Written problem:
Repeat each line exactly, leaving nothing out.
— Begin Information given —
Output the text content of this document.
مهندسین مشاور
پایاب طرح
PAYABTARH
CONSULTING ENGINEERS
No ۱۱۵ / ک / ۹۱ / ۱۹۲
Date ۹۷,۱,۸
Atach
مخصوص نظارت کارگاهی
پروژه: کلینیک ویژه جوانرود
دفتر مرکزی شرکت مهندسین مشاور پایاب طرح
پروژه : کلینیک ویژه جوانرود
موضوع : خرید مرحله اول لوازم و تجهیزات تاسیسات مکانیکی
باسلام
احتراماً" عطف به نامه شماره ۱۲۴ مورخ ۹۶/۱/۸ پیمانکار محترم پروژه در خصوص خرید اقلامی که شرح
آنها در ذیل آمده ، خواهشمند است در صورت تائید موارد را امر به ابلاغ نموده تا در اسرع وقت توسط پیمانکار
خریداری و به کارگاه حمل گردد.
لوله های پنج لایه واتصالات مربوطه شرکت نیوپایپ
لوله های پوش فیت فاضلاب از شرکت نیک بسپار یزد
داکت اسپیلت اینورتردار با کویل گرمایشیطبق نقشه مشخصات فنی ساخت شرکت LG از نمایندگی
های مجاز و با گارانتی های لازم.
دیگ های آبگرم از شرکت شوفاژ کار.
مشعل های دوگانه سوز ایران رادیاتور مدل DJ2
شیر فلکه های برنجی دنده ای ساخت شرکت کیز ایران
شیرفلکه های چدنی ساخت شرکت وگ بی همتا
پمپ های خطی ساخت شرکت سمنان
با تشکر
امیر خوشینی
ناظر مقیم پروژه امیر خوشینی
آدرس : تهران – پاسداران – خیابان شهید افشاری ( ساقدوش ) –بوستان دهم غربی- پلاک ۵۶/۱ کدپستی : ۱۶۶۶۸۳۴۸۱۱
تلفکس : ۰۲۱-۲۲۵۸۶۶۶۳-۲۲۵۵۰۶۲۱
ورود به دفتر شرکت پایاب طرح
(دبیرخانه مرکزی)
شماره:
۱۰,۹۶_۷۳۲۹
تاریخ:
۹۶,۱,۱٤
— End Information given —
Solution to this problem:
Output the text content of this document.
مهندسین مشاور
پایاب طرح
PAYABTARH
CONSULTING ENGINEERS
No ۱۱۵ / ک / ۹۱ / ۱۹۲
Date ۹۷,۱,۸
Atach
مخصوص نظارت کارگاهی
پروژه: کلینیک ویژه جوانرود
دفتر مرکزی شرکت مهندسین مشاور پایاب طرح
پروژه : کلینیک ویژه جوانرود
موضوع : خرید مرحله اول لوازم و تجهیزات تاسیسات مکانیکی
باسلام
احتراماً" عطف به نامه شماره ۱۲۴ مورخ ۹۶/۱/۸ پیمانکار محترم پروژه در خصوص خرید اقلامی که شرح
آنها در ذیل آمده ، خواهشمند است در صورت تائید موارد را امر به ابلاغ نموده تا در اسرع وقت توسط پیمانکار
خریداری و به کارگاه حمل گردد.
لوله های پنج لایه واتصالات مربوطه شرکت نیوپایپ
لوله های پوش فیت فاضلاب از شرکت نیک بسپار یزد
داکت اسپیلت اینورتردار با کویل گرمایشیطبق نقشه مشخصات فنی ساخت شرکت LG از نمایندگی
های مجاز و با گارانتی های لازم.
دیگ های آبگرم از شرکت شوفاژ کار.
مشعل های دوگانه سوز ایران رادیاتور مدل DJ2
شیر فلکه های برنجی دنده ای ساخت شرکت کیز ایران
شیرفلکه های چدنی ساخت شرکت وگ بی همتا
پمپ های خطی ساخت شرکت سمنان
با تشکر
امیر خوشینی
ناظر مقیم پروژه امیر خوشینی
آدرس : تهران – پاسداران – خیابان شهید افشاری ( ساقدوش ) –بوستان دهم غربی- پلاک ۵۶/۱ کدپستی : ۱۶۶۶۸۳۴۸۱۱
تلفکس : ۰۲۱-۲۲۵۸۶۶۶۳-۲۲۵۵۰۶۲۱
ورود به دفتر شرکت پایاب طرح
(دبیرخانه مرکزی)
شماره:
۱۰,۹۶_۷۳۲۹
تاریخ:
۹۶,۱,۱٤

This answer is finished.